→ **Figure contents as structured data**
────────────────
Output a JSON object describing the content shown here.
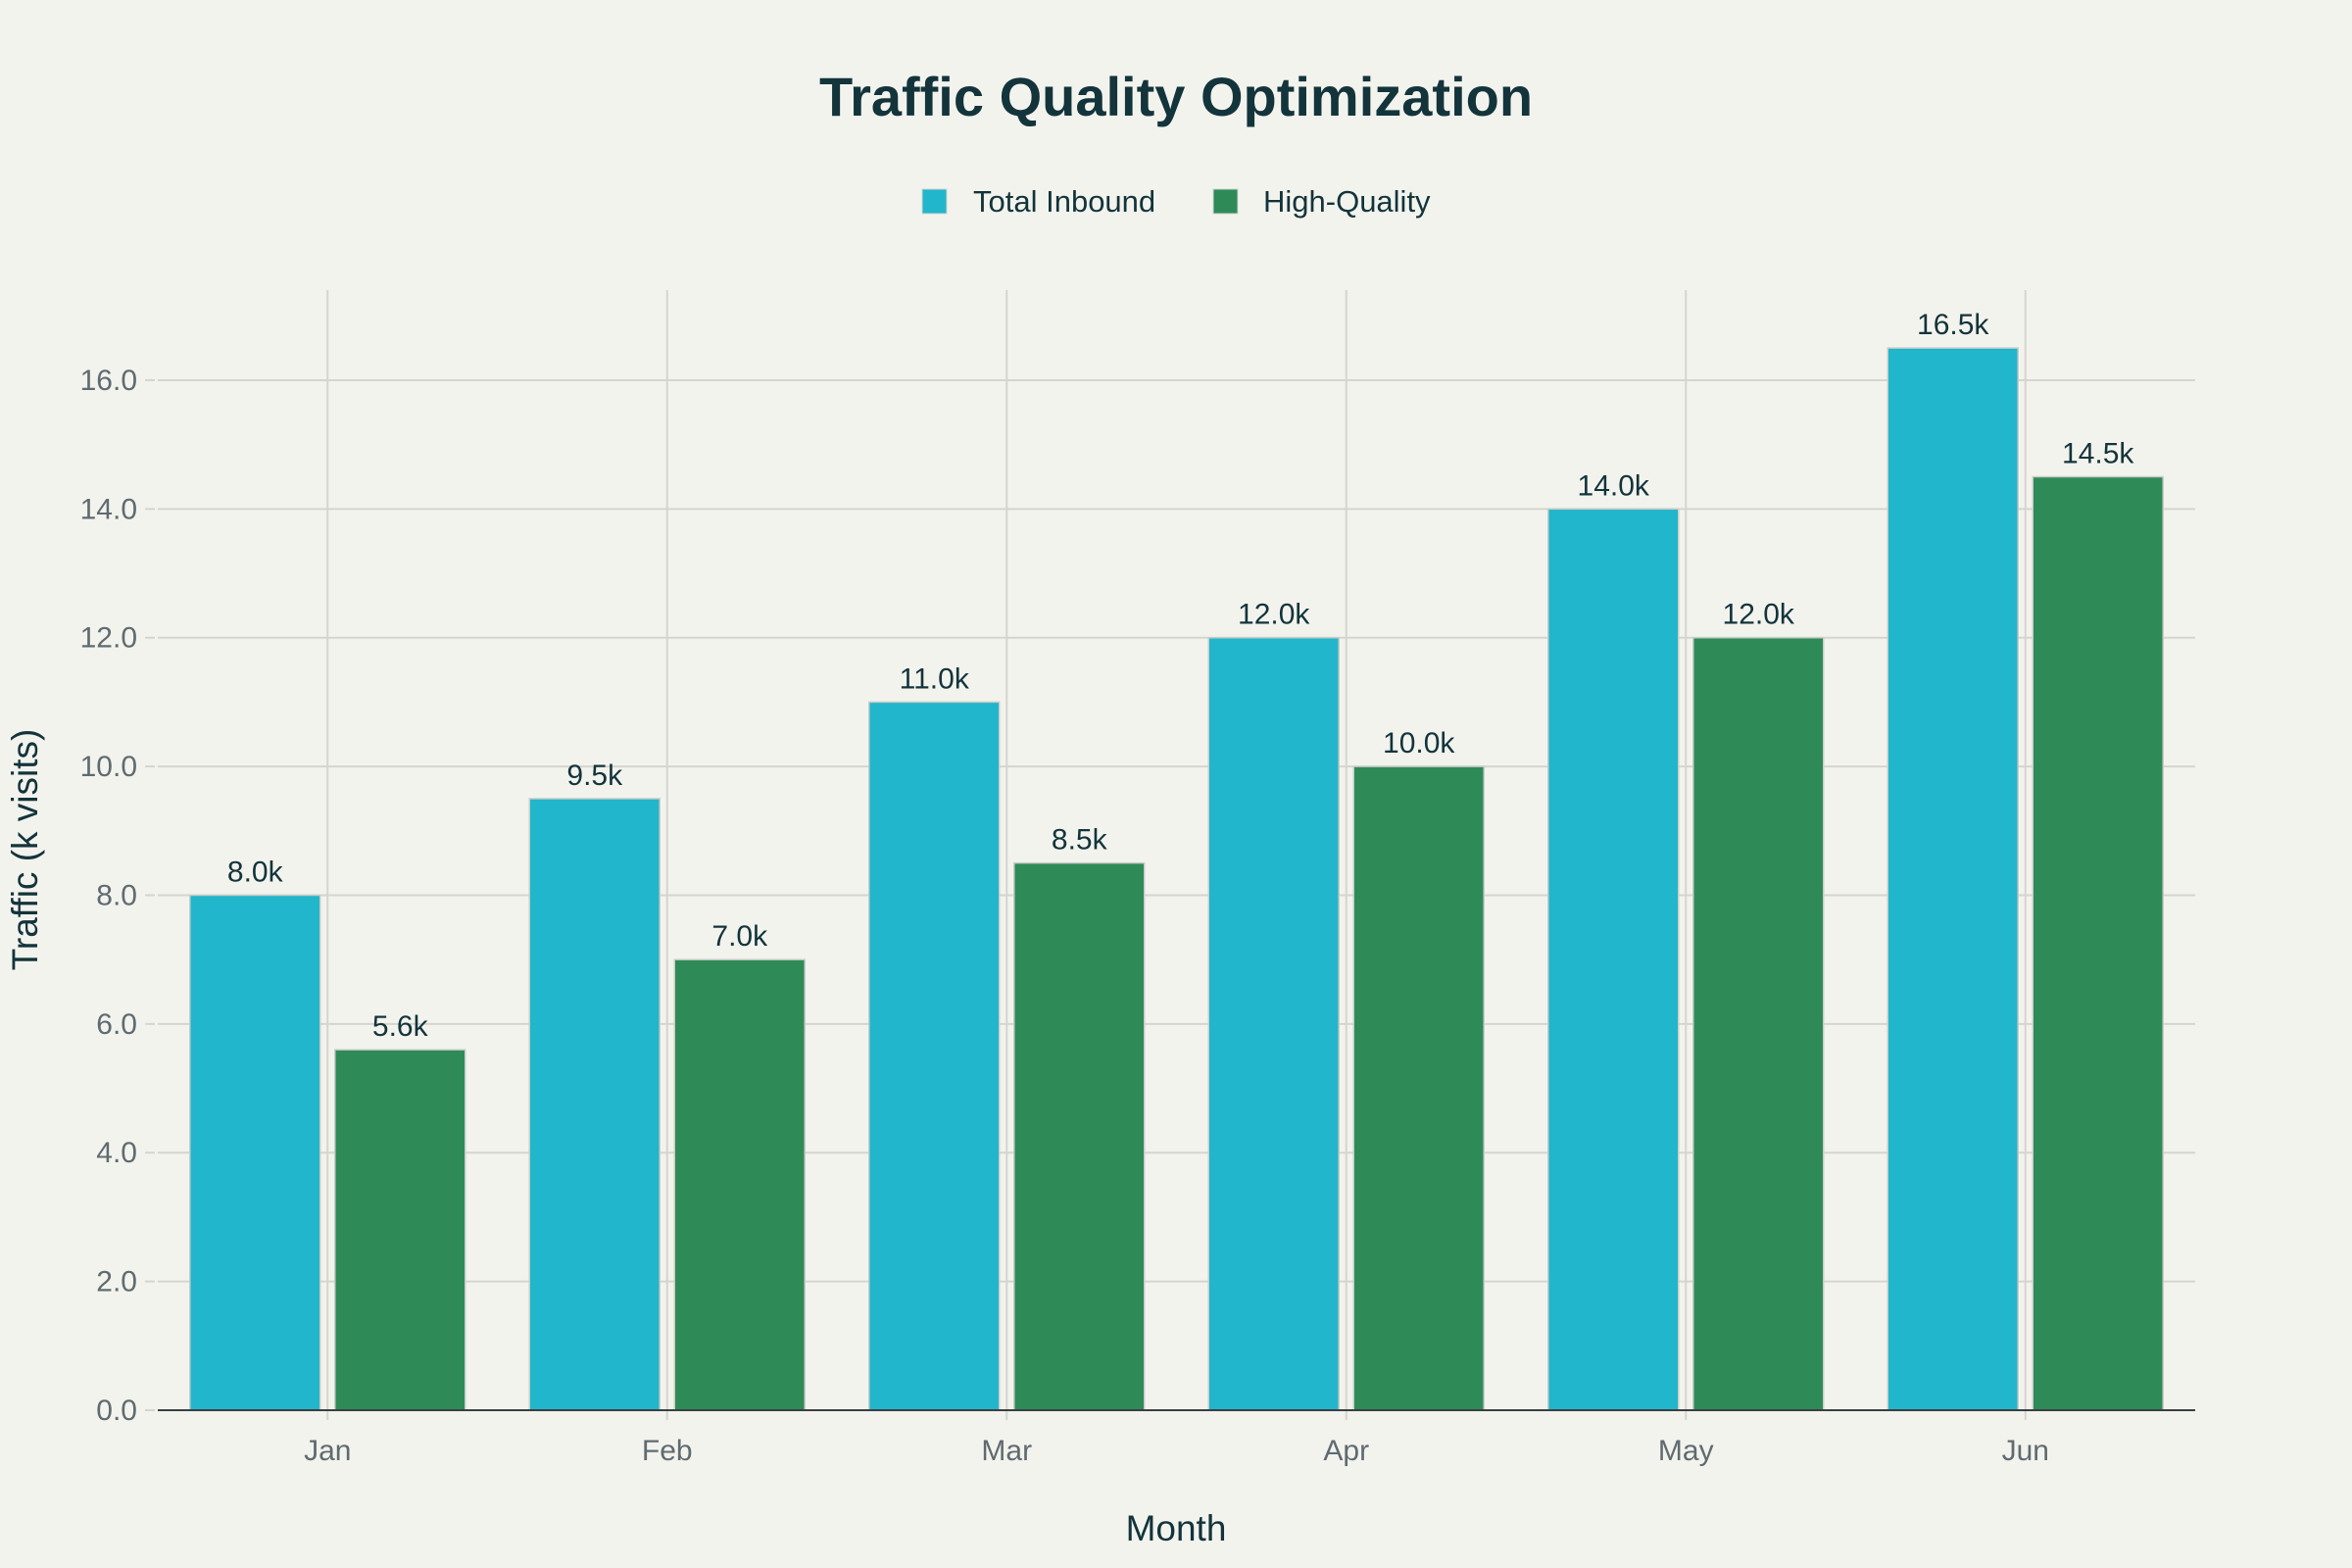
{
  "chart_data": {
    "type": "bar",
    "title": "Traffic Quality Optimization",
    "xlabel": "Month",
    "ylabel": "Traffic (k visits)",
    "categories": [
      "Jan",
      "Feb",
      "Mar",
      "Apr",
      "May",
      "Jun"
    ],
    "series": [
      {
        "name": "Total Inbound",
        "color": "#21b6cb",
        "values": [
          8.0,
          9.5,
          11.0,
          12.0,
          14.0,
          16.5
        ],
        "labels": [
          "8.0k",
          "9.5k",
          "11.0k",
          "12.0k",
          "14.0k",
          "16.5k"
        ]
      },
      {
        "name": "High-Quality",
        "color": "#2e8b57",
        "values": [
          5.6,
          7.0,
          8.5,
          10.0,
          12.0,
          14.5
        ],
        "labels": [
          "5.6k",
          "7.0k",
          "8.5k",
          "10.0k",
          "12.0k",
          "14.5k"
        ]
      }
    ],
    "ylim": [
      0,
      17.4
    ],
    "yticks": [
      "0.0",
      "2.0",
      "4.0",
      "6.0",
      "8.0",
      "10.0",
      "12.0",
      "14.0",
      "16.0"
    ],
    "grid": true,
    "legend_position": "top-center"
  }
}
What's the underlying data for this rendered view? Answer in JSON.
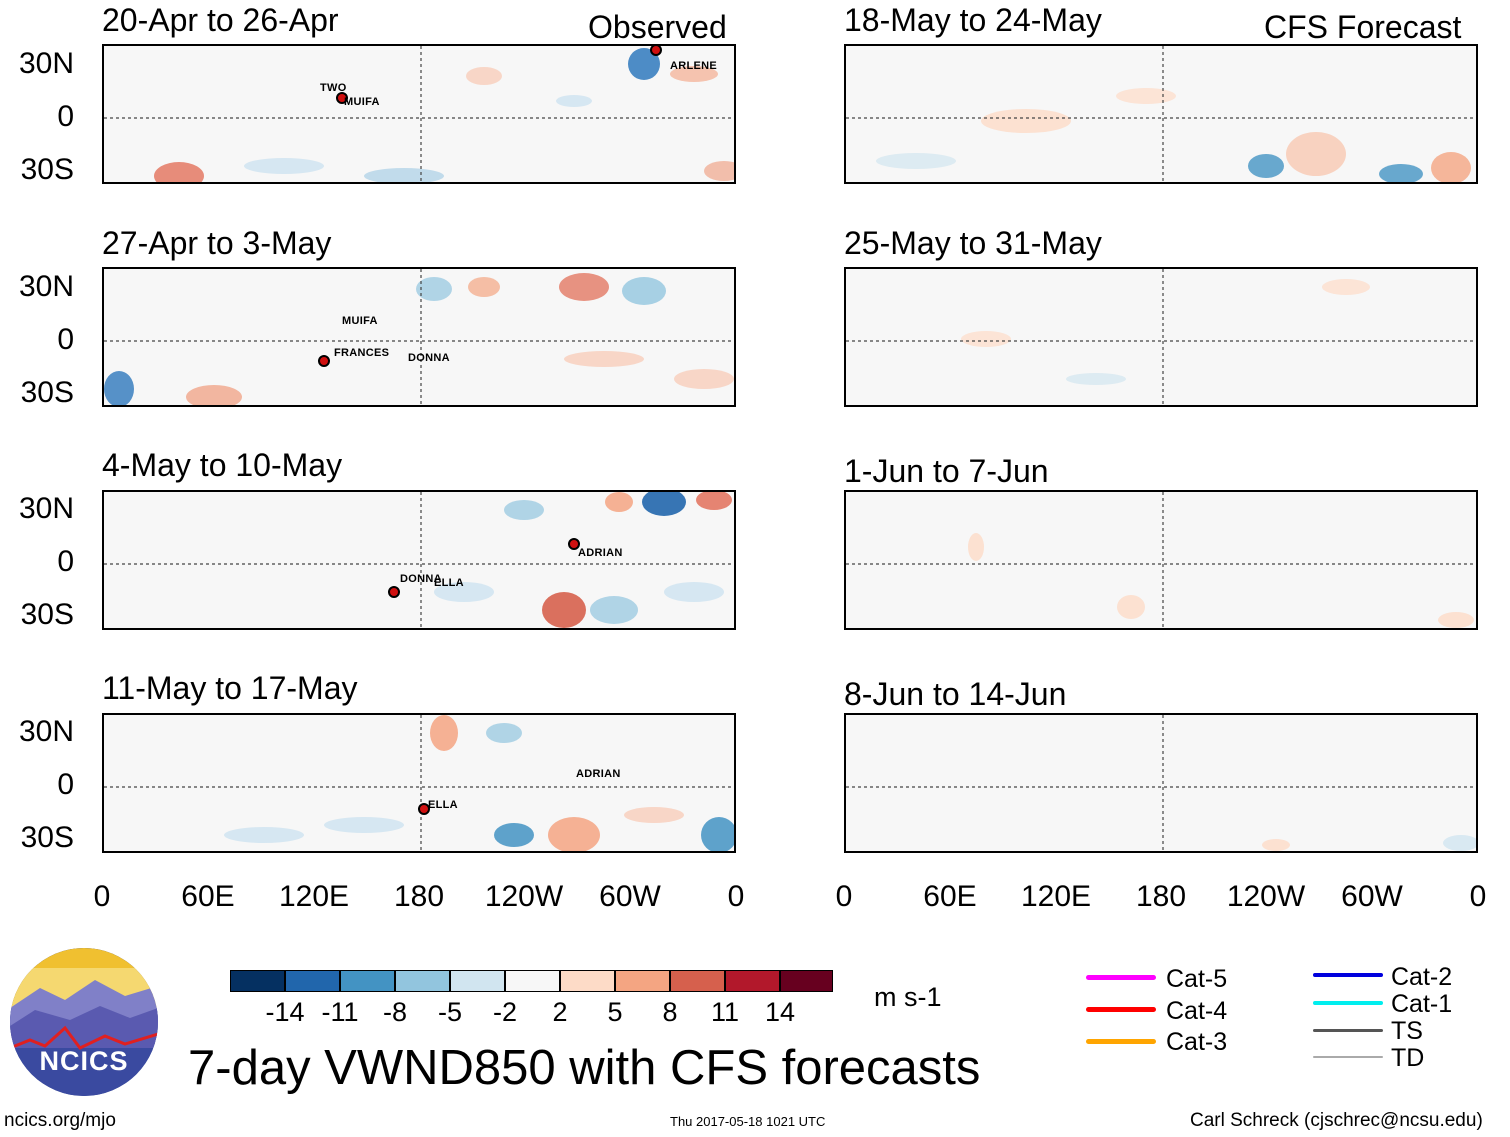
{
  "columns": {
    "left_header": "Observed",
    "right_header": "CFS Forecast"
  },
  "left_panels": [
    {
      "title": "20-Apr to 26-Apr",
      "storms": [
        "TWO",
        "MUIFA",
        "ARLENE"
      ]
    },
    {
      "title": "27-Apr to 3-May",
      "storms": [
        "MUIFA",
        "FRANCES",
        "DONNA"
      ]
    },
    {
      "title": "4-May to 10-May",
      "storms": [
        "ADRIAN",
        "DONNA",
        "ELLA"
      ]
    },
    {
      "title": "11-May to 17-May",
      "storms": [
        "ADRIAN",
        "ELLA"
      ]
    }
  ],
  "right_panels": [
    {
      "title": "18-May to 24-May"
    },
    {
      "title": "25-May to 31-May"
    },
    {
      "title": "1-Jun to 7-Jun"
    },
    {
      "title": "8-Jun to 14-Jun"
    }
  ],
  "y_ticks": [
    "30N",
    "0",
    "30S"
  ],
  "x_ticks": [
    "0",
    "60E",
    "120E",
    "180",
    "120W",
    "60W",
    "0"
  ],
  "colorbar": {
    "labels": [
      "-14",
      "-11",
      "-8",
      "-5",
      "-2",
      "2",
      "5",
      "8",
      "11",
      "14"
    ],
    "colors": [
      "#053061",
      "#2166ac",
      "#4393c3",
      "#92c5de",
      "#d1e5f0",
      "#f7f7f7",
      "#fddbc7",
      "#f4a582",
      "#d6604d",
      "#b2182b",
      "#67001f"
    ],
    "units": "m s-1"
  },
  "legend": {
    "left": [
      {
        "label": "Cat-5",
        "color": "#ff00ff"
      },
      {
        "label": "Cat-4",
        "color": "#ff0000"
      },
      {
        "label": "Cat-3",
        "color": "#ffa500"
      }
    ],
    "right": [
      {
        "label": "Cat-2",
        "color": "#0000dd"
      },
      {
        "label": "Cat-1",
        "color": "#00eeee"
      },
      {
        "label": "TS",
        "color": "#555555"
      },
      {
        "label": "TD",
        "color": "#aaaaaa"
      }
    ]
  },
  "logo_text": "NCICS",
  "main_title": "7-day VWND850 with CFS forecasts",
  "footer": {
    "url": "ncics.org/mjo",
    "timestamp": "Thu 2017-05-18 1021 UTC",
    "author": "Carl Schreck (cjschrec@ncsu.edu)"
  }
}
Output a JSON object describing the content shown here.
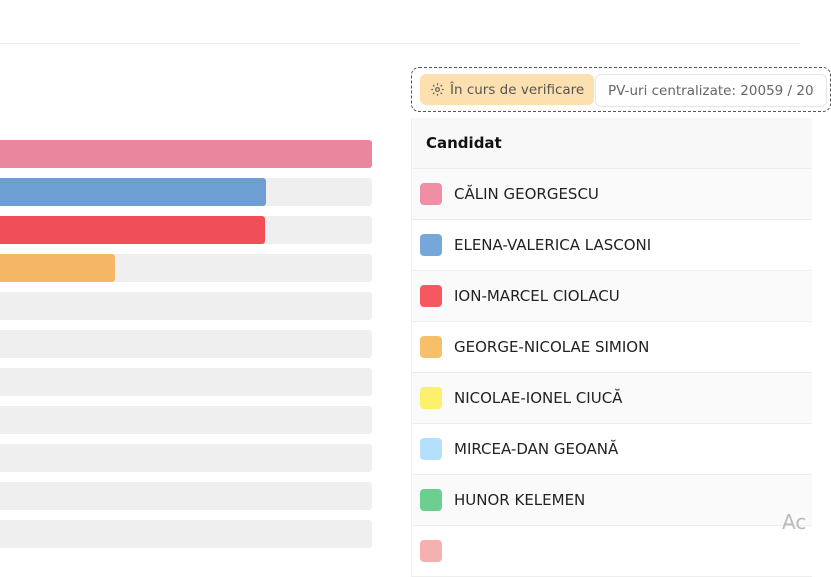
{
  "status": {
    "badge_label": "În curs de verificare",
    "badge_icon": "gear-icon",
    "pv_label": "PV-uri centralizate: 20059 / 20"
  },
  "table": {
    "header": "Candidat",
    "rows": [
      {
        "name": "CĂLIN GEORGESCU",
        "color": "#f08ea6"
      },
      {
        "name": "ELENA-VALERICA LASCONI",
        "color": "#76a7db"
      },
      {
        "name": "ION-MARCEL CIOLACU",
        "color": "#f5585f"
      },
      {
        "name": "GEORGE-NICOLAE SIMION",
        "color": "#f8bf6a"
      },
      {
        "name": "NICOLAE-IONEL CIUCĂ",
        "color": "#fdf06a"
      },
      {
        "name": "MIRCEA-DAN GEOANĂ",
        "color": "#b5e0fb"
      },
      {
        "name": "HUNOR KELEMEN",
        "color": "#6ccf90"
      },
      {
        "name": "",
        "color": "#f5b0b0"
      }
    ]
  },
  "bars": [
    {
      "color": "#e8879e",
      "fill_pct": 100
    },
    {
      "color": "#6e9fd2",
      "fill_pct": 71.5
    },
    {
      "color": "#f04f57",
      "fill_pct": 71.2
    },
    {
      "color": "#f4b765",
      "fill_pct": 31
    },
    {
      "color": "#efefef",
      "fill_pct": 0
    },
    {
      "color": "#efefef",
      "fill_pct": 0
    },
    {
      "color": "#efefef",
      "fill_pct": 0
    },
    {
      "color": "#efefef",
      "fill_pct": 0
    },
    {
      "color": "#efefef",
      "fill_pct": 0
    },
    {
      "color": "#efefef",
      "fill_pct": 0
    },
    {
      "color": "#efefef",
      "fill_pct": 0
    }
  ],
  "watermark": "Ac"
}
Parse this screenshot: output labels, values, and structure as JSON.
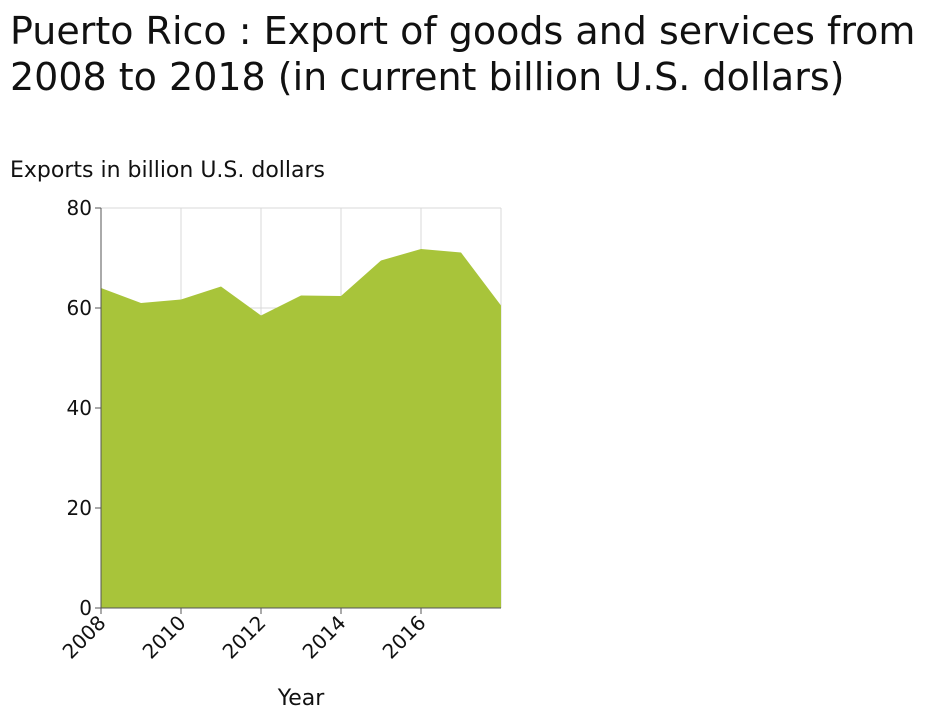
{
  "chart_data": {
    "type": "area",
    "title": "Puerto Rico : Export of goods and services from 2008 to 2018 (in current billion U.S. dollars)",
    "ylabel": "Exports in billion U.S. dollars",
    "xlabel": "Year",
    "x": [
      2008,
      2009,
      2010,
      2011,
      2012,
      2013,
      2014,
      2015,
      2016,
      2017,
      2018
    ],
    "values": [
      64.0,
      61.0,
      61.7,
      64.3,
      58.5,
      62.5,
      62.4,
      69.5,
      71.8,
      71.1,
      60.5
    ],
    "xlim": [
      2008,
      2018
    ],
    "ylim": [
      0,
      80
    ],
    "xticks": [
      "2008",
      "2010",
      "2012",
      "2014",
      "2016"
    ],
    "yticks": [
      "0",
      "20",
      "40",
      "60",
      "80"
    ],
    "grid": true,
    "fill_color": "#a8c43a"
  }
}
────────────────
→ **EXERCISE DETAILS**
Using the listing, collect all lines in which the string "this" is found.

→ **REPLY**
What's the underlying data for this rendered view? Answer in JSON.
Parse this screenshot: output labels, values, and structure as JSON.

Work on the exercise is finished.